(Figure record extracts)

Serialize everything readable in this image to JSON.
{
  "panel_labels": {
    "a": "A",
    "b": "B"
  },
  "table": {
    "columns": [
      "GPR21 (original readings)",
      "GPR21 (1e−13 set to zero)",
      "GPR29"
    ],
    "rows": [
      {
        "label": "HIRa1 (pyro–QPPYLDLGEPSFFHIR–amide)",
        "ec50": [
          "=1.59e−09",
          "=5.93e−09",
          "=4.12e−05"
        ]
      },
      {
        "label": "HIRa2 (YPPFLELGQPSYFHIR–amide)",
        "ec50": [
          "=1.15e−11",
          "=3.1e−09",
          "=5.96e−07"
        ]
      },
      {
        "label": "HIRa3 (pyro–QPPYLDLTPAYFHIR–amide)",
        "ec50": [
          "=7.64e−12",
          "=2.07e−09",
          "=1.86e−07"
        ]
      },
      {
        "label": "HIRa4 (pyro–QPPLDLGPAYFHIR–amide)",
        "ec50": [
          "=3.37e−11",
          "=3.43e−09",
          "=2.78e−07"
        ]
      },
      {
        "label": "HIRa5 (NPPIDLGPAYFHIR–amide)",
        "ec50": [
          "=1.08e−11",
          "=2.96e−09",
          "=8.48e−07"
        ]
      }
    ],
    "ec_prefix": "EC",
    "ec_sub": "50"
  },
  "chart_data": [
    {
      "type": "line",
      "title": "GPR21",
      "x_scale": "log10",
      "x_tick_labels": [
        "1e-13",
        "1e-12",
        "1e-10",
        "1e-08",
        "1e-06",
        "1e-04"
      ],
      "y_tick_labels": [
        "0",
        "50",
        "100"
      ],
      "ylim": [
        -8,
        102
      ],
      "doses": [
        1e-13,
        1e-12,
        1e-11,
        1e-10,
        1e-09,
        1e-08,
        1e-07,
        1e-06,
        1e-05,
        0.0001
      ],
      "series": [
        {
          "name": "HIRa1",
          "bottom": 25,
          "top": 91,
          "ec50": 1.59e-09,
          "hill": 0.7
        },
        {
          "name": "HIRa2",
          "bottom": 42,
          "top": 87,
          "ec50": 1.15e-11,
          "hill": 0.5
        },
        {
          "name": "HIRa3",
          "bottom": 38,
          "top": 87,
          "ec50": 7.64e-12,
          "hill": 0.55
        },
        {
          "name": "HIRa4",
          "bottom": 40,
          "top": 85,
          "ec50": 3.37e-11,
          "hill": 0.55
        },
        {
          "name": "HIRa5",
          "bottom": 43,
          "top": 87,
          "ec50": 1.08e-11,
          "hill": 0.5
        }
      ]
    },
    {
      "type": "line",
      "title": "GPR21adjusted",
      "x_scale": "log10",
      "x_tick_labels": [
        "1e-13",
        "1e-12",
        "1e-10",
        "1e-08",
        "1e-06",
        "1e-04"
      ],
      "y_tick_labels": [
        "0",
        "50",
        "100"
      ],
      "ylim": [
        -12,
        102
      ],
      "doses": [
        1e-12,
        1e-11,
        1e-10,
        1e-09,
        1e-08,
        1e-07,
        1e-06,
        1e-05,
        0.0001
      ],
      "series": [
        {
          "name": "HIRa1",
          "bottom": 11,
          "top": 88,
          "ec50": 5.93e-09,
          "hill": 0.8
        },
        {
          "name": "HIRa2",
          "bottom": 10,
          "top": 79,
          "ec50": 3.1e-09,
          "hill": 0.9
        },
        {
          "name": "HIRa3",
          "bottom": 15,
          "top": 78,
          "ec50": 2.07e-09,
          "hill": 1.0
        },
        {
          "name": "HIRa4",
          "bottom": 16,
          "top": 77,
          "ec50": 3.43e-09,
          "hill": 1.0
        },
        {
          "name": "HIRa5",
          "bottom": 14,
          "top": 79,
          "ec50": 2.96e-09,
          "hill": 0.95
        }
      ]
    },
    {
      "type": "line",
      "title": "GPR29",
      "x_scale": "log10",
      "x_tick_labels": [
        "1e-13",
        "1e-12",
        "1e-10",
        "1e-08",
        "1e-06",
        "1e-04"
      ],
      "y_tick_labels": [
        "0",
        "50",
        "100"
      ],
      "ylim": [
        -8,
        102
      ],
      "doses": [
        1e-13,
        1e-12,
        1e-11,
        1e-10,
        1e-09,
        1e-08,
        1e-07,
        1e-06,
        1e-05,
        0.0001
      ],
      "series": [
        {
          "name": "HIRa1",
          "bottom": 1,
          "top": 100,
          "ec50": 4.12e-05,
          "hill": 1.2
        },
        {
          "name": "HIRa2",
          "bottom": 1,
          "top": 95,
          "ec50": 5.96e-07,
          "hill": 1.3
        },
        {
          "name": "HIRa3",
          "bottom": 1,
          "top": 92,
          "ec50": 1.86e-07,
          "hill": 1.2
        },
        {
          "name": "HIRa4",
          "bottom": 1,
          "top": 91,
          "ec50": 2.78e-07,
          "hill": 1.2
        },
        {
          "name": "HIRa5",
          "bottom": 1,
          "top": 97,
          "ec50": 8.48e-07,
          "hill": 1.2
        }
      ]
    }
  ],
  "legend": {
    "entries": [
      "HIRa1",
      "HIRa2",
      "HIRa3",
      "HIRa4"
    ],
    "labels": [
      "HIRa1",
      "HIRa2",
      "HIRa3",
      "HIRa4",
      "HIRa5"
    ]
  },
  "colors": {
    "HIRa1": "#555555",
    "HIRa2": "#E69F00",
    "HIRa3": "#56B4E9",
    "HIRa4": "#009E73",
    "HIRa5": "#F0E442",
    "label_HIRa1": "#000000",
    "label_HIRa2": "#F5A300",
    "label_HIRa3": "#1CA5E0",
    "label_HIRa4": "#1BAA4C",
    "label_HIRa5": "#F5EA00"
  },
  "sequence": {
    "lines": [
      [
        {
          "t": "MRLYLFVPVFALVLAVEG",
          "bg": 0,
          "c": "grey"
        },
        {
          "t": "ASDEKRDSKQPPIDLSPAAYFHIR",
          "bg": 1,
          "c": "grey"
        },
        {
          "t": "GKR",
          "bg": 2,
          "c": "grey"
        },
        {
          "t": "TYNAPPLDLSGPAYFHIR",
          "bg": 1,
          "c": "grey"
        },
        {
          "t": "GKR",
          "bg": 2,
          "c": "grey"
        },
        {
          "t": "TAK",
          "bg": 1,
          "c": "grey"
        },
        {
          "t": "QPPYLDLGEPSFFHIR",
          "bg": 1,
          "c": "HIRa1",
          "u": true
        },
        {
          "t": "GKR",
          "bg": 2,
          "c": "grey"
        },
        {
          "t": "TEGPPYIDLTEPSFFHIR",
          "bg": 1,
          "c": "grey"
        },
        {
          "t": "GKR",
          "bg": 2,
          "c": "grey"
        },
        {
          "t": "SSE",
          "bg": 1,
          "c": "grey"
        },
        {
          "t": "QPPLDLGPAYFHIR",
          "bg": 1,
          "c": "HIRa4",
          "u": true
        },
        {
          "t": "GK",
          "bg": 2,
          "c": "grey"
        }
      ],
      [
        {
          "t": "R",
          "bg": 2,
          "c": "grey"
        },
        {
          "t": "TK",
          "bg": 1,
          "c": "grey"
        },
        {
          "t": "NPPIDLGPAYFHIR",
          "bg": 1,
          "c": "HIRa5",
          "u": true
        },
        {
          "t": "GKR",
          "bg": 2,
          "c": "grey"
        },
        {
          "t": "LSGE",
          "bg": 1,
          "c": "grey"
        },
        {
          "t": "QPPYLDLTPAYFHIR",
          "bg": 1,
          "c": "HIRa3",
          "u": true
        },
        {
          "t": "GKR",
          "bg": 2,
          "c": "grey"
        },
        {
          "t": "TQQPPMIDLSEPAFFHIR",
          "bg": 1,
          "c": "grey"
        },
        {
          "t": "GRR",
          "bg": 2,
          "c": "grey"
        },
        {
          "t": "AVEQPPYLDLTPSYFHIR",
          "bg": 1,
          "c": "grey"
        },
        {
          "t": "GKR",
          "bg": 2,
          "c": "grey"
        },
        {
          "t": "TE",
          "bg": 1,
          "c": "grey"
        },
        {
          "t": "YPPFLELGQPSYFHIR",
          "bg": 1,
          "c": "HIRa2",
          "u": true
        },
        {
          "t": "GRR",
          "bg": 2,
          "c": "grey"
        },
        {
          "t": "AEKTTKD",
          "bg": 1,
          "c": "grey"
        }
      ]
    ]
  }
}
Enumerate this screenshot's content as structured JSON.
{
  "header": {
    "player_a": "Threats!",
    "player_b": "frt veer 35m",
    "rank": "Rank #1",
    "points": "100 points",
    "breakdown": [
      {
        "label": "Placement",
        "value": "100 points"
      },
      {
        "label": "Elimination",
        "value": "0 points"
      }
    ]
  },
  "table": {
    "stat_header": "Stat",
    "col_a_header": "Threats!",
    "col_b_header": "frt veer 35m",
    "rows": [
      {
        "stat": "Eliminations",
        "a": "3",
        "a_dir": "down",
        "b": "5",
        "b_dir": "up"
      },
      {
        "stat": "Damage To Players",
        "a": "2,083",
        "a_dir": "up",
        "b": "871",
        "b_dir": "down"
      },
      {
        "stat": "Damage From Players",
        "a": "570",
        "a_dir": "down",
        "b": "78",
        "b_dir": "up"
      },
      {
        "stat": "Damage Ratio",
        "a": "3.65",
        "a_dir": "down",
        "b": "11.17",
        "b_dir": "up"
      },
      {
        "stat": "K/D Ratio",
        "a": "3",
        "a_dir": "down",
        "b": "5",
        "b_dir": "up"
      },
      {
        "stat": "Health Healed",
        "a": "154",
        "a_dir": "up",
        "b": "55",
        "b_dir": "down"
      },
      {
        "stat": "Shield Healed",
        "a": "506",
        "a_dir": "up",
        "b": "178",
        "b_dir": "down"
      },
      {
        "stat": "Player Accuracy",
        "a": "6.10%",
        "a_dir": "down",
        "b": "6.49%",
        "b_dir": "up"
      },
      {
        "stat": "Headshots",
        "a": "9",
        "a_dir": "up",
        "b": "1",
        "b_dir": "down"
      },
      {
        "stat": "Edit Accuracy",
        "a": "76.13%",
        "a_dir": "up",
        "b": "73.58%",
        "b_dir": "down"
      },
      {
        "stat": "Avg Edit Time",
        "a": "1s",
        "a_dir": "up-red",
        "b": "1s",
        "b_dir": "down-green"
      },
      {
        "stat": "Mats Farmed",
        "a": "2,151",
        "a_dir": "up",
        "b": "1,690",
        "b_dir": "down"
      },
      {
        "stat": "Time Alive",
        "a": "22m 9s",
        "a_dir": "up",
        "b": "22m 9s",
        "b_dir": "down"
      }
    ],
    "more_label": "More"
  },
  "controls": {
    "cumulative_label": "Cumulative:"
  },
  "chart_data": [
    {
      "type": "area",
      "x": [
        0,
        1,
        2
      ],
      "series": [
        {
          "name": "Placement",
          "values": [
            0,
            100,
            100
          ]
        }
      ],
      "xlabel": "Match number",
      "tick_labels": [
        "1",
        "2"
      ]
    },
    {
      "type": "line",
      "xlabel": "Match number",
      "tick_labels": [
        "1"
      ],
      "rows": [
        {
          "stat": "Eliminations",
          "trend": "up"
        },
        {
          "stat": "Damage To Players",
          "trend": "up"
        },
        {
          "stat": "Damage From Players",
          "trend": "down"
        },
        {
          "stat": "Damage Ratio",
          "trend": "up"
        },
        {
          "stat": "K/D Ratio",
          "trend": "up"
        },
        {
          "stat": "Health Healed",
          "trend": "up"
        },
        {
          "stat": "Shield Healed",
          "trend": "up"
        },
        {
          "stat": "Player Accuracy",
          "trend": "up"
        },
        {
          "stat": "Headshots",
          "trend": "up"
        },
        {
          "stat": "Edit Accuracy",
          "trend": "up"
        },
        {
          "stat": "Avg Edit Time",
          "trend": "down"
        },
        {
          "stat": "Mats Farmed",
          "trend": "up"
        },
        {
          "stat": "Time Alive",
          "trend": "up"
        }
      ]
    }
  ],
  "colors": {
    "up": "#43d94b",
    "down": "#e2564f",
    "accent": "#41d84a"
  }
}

◆ **What is needed**: Within the entries above, work out how many lines contain the word "Ratio". The number alone is the answer.

◆ **Result of this task**: 4